> Short problem:
Reproduce the records verbatim from the first line down to the line containing "952, 916, 980]", both ends included.

> Data in this exercise:
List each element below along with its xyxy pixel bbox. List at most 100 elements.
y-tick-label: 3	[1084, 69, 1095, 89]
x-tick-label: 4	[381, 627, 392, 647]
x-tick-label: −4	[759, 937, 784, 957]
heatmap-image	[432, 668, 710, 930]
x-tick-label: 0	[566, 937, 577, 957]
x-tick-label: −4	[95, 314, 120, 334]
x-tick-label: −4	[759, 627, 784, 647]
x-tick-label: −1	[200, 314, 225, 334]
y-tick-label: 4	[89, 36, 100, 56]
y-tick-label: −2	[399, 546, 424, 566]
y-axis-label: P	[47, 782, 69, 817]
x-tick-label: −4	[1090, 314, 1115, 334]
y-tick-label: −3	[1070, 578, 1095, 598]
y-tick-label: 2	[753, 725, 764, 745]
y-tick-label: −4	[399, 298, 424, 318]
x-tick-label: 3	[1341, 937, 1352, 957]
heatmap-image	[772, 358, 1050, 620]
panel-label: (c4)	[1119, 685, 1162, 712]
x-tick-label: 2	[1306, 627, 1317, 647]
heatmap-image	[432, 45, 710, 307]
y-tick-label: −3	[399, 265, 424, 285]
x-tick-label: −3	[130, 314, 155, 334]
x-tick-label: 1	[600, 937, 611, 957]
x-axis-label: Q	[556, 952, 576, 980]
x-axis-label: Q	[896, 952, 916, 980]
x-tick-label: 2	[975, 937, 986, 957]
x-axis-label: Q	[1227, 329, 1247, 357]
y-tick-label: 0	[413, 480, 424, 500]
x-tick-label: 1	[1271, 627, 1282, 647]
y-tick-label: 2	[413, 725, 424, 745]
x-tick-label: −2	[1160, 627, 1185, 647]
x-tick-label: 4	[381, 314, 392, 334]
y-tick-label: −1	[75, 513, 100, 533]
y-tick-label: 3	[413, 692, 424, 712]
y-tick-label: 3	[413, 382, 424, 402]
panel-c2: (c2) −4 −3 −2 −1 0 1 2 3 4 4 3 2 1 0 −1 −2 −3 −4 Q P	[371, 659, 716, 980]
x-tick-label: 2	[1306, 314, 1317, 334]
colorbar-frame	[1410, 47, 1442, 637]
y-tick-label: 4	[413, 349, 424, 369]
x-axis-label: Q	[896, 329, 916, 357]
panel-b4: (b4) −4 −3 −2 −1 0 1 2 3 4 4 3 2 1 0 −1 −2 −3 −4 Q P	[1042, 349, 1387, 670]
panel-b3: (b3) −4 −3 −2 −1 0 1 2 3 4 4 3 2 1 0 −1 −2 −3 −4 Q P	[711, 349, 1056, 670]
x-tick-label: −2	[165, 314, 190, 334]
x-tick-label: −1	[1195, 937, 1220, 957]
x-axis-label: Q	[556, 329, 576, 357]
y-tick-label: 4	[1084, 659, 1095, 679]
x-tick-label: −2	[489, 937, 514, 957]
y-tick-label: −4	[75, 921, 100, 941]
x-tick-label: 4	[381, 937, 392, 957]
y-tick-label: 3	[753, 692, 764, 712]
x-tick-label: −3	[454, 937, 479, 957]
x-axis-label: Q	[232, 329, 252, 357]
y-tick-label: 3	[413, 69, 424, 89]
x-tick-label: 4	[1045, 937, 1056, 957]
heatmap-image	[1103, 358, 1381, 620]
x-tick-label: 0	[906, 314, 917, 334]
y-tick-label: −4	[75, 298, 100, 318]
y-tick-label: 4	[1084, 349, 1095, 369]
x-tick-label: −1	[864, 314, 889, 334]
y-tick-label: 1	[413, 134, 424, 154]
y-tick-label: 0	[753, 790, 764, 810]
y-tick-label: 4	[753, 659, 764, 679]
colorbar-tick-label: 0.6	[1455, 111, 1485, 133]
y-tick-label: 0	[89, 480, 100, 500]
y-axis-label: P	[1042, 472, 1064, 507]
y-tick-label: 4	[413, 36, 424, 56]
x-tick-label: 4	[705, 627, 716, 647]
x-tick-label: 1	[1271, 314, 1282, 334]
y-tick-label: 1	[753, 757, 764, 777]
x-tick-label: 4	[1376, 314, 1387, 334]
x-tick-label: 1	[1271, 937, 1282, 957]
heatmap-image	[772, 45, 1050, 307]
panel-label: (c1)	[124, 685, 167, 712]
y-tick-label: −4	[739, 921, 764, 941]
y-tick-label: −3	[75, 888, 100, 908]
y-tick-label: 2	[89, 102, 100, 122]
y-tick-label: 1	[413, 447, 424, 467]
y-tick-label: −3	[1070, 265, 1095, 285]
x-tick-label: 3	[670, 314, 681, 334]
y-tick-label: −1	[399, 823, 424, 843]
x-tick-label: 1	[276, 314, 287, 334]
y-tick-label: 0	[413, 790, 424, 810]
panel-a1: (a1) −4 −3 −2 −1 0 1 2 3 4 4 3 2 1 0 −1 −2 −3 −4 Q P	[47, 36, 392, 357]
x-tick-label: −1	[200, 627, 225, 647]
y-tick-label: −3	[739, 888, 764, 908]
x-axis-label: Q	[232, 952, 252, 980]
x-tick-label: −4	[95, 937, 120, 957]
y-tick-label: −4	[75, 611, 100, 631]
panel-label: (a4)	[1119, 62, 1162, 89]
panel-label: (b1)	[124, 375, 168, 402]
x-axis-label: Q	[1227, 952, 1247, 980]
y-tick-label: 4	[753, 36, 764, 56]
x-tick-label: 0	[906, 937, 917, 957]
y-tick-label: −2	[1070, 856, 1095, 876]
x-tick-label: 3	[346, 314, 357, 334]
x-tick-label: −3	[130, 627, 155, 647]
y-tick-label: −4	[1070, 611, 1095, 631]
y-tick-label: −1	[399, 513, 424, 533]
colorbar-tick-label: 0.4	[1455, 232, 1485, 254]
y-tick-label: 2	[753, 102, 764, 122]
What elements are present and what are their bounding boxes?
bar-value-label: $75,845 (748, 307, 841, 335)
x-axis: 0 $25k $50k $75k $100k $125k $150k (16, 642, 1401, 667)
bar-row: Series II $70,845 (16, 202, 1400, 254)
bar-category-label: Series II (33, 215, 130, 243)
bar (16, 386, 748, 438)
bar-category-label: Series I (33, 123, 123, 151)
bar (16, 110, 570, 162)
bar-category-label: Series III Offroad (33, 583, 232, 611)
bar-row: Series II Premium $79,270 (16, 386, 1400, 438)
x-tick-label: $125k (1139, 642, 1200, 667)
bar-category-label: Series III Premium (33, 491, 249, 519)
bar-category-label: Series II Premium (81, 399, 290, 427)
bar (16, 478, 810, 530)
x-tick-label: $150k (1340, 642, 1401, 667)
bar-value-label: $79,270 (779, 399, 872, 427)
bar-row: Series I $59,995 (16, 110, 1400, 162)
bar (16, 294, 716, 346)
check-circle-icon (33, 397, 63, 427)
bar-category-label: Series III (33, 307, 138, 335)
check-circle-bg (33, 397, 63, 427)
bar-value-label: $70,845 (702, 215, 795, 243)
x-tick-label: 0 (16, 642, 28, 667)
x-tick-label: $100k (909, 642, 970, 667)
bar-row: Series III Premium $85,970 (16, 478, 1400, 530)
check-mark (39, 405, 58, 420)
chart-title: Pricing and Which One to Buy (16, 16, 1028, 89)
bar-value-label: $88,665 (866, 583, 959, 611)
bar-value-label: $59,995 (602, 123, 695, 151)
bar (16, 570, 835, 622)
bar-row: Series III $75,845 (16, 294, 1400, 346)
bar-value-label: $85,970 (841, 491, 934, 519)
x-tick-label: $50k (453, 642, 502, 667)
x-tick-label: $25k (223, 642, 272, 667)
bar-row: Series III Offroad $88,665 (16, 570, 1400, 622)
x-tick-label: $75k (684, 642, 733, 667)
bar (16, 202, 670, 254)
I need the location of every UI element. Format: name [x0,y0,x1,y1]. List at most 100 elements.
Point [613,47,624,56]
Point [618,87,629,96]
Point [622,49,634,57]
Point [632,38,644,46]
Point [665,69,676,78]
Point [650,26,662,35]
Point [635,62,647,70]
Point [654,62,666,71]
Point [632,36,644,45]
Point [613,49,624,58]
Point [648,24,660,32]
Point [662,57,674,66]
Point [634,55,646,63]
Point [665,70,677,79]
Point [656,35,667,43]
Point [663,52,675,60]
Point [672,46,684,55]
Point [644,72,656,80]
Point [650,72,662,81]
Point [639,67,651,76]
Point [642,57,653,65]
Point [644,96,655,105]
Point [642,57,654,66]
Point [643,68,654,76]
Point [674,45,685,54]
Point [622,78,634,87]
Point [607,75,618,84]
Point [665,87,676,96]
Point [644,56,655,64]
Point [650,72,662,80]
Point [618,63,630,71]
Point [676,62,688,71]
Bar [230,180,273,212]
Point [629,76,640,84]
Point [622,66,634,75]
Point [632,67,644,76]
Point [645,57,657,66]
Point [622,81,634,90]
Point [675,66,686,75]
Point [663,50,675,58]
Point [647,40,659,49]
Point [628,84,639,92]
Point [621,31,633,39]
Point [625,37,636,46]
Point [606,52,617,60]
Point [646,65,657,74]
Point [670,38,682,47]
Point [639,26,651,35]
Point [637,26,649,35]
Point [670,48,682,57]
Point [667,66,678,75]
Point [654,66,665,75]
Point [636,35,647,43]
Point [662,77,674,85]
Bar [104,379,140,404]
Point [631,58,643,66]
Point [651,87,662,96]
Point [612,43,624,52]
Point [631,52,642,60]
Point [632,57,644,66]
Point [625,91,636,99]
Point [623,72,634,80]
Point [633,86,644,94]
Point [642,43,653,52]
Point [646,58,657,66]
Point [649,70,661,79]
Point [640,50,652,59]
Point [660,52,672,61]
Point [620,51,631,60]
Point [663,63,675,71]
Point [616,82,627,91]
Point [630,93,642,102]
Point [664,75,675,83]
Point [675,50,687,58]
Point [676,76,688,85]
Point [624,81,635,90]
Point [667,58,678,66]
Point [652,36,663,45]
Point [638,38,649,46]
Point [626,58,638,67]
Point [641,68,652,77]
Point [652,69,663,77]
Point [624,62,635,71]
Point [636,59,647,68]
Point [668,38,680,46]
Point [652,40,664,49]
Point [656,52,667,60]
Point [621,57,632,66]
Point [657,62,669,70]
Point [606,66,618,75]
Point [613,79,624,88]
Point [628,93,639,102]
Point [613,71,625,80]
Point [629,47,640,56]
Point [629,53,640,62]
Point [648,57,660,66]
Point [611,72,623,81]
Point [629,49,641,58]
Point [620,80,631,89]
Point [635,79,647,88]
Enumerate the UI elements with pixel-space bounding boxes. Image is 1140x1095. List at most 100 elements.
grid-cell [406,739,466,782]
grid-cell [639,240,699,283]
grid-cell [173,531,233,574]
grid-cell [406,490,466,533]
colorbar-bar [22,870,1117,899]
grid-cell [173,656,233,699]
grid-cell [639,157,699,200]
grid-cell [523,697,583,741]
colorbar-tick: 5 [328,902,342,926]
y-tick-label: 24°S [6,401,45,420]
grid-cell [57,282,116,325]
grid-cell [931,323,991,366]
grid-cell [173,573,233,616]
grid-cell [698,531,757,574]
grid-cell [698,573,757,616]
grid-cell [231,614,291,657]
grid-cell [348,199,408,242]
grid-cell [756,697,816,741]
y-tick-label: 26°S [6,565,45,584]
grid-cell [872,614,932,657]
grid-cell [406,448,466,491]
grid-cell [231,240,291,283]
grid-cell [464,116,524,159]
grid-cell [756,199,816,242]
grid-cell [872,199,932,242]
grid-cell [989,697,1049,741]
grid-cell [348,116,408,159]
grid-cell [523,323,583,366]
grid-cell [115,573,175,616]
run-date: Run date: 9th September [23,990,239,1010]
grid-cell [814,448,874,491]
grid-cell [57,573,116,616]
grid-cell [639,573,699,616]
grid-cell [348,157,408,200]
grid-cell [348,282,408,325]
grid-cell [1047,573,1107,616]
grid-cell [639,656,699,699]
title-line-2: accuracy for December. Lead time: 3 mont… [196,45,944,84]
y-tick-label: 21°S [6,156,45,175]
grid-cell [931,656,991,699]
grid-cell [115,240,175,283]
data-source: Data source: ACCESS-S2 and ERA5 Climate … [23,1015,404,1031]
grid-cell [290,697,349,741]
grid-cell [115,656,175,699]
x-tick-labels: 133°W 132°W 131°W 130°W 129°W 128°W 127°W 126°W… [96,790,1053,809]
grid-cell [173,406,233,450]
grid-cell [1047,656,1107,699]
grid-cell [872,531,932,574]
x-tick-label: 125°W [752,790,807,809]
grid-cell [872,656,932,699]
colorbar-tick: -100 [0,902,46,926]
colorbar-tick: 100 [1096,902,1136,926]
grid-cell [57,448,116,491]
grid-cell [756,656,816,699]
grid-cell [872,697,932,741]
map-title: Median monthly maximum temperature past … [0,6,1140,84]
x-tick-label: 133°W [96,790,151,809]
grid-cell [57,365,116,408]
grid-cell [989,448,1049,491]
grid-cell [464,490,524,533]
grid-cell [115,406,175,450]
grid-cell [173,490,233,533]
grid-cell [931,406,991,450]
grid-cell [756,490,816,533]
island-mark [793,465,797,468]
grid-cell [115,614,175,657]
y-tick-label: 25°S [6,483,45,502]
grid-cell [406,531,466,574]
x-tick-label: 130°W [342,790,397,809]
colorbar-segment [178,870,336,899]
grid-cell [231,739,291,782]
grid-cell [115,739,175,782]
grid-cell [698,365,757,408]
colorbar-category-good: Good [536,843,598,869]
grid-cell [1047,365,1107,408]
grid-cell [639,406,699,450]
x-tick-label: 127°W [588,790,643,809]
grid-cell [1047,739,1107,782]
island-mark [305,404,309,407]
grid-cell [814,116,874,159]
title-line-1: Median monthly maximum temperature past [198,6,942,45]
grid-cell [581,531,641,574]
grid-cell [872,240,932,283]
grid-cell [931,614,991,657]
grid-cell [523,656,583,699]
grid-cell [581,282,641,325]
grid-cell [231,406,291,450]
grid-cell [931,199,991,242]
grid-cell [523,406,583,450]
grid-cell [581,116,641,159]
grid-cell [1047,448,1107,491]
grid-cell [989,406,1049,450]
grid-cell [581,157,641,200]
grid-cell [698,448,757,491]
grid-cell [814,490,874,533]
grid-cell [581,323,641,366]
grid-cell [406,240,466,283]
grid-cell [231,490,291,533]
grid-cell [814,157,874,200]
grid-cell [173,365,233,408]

> Solution to the problem:
List each element below along with its xyxy pixel bbox. List at most 100 elements.
y-tick-label: 3	[1084, 69, 1095, 89]
x-tick-label: 4	[381, 627, 392, 647]
x-tick-label: −4	[759, 937, 784, 957]
heatmap-image	[432, 668, 710, 930]
x-tick-label: 0	[566, 937, 577, 957]
x-tick-label: −4	[95, 314, 120, 334]
x-tick-label: −4	[759, 627, 784, 647]
x-tick-label: −1	[200, 314, 225, 334]
y-tick-label: 4	[89, 36, 100, 56]
y-tick-label: −2	[399, 546, 424, 566]
y-axis-label: P	[47, 782, 69, 817]
x-tick-label: −4	[1090, 314, 1115, 334]
y-tick-label: −3	[1070, 578, 1095, 598]
y-tick-label: 2	[753, 725, 764, 745]
y-tick-label: −4	[399, 298, 424, 318]
x-tick-label: 3	[1341, 937, 1352, 957]
heatmap-image	[772, 358, 1050, 620]
panel-label: (c4)	[1119, 685, 1162, 712]
x-tick-label: 2	[1306, 627, 1317, 647]
heatmap-image	[432, 45, 710, 307]
y-tick-label: −3	[399, 265, 424, 285]
x-tick-label: −3	[130, 314, 155, 334]
x-tick-label: 1	[600, 937, 611, 957]
x-axis-label: Q	[556, 952, 576, 980]
x-axis-label: Q	[896, 952, 916, 980]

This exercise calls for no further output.